▶ [Stored data]:
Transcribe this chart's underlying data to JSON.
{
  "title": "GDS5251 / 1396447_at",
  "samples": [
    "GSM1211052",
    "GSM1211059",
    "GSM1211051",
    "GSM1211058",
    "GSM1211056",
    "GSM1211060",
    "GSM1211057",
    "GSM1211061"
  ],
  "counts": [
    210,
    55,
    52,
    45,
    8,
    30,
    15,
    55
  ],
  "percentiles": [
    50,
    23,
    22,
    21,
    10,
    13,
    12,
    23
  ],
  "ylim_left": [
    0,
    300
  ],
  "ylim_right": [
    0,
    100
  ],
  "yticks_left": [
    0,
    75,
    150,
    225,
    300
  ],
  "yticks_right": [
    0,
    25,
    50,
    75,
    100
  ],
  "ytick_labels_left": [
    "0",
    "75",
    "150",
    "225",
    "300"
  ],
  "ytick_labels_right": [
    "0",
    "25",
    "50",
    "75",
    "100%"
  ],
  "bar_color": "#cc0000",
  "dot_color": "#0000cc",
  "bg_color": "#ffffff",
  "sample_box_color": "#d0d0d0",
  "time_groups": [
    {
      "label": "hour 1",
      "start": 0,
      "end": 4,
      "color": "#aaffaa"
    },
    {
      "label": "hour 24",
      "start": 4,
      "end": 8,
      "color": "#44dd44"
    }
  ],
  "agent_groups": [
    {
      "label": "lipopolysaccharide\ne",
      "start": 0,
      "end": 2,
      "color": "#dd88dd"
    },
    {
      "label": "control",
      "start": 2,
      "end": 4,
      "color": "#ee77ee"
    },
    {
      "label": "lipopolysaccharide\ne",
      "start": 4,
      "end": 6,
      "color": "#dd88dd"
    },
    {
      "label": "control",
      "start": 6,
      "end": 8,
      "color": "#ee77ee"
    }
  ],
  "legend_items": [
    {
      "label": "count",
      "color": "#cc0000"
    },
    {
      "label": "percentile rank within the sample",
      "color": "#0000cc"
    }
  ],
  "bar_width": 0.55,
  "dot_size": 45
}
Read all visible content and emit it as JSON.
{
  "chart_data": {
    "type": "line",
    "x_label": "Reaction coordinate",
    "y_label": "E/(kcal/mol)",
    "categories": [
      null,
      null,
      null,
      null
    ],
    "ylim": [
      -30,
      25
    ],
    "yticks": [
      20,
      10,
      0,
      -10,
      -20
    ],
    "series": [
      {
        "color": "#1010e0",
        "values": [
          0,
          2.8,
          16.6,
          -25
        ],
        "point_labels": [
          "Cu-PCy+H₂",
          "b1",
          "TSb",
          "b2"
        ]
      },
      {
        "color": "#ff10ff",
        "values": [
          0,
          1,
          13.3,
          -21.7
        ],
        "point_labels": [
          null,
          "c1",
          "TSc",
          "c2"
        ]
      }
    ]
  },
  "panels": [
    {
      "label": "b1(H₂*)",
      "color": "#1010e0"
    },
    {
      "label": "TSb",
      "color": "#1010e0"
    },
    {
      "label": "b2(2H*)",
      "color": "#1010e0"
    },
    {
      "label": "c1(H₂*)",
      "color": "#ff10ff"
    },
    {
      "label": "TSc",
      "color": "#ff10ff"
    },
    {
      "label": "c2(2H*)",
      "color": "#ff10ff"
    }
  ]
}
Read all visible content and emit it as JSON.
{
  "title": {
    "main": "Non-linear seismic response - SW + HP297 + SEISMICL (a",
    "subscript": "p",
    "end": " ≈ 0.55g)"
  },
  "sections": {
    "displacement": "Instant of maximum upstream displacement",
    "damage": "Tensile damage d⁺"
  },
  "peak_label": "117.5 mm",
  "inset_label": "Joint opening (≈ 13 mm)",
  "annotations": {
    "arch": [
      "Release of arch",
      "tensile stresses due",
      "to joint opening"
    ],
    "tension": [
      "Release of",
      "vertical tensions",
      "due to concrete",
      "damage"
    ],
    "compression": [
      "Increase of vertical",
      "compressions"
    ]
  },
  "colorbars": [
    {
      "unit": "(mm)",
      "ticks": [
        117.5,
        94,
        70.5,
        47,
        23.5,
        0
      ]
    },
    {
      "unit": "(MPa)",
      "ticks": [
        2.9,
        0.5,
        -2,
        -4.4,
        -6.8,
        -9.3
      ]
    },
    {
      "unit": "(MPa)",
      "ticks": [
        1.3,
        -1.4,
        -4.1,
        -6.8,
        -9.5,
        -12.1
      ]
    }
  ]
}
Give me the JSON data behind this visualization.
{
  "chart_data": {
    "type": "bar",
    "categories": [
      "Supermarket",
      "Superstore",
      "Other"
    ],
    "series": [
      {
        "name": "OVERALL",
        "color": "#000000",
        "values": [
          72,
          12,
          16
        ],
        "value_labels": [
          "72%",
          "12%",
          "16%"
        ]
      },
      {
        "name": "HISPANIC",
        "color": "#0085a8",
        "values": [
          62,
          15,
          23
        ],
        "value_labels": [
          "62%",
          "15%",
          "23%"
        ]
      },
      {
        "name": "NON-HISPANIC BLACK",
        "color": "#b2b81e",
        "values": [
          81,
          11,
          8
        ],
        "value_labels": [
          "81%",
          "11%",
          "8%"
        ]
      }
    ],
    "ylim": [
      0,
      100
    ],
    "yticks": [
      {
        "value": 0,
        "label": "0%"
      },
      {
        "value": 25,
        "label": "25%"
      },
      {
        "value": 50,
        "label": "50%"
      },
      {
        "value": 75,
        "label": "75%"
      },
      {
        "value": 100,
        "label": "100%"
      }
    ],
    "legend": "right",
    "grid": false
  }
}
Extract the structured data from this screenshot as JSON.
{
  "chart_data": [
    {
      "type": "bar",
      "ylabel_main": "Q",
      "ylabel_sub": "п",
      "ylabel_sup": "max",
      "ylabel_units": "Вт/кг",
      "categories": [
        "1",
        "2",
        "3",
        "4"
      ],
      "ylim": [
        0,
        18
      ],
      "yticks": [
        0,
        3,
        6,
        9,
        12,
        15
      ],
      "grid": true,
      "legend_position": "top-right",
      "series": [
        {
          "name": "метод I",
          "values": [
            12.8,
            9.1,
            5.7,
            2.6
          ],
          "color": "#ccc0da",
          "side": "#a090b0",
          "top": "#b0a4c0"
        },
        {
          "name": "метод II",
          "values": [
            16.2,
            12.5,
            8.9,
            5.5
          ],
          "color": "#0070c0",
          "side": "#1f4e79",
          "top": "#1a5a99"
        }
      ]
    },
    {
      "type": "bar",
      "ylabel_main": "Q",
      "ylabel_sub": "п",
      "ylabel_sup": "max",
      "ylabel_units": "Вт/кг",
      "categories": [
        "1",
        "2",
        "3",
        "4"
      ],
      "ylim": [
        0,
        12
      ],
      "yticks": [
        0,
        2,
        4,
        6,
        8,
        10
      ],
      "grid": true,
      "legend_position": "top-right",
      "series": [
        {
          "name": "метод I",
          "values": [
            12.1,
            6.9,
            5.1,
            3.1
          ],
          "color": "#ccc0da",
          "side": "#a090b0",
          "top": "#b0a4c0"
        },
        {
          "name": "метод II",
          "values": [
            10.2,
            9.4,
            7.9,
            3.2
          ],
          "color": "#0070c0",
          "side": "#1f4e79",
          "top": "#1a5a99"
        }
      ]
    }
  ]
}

▶ [Exercise]: Search the lines above for the string "opening" and copy each line that has it.

▶ [Answer to this exercise]:
  "inset_label": "Joint opening (≈ 13 mm)",
      "to joint opening"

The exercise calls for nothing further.